PROBLEM TO SOLVE: Using the data below, copy each line that includes the word "CORRELATION".

SOURCE MATERIAL:
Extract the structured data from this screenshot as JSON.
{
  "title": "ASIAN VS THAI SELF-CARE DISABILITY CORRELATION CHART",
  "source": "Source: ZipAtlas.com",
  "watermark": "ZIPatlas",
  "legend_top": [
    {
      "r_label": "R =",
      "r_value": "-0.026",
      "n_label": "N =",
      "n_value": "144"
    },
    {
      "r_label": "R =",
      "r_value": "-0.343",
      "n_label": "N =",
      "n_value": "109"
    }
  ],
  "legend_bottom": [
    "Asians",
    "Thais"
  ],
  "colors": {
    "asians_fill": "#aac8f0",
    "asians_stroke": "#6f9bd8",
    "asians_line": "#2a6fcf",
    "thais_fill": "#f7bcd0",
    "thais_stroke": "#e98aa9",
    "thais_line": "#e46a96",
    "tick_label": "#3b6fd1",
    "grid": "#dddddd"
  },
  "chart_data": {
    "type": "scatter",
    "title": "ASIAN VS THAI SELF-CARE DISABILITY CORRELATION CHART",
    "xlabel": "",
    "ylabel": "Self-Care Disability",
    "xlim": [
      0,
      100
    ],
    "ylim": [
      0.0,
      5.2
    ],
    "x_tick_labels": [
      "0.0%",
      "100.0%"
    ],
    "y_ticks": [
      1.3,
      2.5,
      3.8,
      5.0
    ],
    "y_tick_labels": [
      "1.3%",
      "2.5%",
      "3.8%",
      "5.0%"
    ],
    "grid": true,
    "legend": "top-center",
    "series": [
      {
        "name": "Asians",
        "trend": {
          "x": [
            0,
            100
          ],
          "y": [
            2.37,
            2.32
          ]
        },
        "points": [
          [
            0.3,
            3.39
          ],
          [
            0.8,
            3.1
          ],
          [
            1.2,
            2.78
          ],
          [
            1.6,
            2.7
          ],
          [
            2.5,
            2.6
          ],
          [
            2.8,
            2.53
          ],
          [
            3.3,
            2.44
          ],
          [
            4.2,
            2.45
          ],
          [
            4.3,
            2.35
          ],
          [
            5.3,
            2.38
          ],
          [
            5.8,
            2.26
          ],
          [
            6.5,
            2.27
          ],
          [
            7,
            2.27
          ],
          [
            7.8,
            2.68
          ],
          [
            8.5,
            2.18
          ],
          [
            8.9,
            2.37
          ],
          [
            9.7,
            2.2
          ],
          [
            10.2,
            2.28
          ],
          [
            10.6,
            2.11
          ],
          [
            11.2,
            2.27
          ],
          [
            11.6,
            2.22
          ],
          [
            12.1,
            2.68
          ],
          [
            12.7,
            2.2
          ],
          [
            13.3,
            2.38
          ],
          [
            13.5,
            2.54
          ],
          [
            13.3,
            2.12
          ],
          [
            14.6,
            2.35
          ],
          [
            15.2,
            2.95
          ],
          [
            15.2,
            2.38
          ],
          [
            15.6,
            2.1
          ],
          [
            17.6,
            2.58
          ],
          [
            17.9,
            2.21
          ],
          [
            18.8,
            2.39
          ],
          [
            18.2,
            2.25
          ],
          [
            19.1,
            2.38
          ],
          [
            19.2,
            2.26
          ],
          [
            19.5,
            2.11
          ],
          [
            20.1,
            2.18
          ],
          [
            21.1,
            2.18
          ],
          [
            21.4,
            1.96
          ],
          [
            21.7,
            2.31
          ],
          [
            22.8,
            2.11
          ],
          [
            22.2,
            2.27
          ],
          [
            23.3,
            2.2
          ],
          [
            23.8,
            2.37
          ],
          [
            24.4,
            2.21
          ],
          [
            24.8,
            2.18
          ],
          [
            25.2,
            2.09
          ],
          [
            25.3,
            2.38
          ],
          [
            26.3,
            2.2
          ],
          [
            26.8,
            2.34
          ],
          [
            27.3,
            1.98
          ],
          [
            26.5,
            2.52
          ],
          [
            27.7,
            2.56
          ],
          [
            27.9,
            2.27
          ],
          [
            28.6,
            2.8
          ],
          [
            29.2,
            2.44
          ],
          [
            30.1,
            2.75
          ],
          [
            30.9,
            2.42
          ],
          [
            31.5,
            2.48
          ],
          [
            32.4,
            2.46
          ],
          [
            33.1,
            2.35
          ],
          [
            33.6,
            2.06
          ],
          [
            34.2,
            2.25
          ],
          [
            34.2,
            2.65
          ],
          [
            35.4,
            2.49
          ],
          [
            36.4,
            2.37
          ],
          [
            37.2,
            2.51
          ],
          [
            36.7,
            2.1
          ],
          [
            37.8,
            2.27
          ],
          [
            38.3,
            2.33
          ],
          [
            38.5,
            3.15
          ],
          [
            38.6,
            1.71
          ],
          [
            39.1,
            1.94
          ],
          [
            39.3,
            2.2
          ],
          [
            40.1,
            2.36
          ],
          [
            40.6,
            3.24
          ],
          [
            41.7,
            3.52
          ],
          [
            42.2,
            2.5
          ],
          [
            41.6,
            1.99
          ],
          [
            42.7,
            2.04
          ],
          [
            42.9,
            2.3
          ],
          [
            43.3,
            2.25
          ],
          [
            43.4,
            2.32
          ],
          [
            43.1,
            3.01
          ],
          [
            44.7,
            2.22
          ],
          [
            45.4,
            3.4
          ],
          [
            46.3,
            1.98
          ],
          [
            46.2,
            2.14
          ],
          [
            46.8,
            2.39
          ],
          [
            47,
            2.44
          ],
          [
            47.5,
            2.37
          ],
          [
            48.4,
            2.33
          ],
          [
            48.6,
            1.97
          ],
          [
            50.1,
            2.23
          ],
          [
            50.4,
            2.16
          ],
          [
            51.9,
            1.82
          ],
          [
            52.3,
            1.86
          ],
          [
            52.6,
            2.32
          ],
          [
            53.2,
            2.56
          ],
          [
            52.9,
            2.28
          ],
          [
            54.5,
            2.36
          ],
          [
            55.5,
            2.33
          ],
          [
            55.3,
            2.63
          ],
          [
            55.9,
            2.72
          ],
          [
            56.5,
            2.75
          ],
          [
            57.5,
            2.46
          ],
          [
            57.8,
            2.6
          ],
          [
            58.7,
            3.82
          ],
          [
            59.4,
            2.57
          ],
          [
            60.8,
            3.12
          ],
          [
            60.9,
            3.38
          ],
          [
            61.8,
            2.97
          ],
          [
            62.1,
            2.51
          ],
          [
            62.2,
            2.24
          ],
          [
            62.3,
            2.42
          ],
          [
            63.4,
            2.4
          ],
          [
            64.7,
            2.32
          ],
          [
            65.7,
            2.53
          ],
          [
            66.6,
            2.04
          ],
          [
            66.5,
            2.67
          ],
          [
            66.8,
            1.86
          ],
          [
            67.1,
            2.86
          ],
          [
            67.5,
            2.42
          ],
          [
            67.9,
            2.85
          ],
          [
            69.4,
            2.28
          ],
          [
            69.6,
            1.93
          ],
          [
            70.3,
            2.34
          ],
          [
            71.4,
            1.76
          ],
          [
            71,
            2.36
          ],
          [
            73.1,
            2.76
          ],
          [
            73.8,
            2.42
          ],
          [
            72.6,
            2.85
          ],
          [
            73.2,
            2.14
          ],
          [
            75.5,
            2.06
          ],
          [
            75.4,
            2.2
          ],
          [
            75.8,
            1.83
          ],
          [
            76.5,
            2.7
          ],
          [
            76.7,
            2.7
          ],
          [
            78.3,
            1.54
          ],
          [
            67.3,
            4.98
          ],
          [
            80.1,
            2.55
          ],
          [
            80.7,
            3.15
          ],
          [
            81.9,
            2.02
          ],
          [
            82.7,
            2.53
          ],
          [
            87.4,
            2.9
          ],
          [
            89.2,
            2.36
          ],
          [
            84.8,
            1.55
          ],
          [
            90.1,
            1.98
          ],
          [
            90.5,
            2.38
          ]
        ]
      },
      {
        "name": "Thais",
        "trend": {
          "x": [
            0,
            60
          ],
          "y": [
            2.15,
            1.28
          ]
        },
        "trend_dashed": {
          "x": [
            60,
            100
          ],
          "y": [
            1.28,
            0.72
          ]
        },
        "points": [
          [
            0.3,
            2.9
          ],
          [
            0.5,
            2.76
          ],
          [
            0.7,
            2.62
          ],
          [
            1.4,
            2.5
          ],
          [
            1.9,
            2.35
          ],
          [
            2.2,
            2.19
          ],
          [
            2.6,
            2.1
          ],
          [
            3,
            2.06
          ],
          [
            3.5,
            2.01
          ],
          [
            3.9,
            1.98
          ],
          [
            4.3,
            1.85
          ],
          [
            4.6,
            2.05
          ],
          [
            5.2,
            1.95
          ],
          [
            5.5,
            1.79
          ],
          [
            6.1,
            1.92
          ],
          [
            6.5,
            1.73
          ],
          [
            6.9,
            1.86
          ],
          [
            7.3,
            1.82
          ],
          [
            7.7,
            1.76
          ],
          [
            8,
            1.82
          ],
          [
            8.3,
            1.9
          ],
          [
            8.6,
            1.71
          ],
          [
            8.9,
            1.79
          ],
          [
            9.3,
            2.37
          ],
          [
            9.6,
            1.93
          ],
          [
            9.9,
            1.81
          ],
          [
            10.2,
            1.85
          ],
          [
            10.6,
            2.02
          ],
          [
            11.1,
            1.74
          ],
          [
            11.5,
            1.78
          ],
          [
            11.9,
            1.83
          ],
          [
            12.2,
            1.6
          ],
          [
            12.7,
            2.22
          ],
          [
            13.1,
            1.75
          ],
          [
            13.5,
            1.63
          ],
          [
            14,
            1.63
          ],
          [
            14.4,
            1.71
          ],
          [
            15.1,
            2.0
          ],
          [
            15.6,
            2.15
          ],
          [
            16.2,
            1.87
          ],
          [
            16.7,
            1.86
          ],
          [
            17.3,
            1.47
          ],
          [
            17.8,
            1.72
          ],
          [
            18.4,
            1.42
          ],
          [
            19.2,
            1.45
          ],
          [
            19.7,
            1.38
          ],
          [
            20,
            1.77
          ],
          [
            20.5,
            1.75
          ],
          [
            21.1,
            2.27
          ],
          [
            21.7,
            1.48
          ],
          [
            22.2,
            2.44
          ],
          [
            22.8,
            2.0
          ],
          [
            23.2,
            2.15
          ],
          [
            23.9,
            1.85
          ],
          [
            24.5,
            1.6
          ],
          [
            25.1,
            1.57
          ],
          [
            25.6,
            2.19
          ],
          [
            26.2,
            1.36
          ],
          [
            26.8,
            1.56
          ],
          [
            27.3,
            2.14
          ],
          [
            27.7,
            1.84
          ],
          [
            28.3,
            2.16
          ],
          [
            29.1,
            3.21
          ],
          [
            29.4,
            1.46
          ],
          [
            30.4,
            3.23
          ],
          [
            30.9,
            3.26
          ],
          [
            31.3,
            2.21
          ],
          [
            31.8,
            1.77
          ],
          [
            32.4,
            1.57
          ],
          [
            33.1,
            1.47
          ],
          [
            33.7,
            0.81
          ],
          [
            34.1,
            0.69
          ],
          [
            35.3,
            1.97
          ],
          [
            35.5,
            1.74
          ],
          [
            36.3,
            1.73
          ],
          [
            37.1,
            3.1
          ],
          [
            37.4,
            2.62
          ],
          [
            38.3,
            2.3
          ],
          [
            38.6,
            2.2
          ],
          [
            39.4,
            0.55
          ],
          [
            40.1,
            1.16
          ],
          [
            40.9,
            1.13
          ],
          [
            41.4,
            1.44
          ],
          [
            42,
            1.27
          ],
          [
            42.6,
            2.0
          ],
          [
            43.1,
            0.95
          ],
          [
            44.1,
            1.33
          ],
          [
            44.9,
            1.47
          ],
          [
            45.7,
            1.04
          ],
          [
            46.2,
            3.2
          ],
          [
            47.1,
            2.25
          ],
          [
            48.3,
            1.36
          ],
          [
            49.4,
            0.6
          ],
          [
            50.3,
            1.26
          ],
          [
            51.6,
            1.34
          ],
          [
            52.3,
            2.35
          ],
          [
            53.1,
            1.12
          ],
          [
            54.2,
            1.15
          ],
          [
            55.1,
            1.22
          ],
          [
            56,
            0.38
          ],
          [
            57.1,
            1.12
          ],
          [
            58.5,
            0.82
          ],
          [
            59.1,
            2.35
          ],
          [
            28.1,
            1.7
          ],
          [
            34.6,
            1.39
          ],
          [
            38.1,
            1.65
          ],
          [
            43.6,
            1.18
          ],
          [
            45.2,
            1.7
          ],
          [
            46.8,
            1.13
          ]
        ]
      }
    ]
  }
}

ANSWER FOR THIS EXERCISE:
  "title": "ASIAN VS THAI SELF-CARE DISABILITY CORRELATION CHART",
    "title": "ASIAN VS THAI SELF-CARE DISABILITY CORRELATION CHART",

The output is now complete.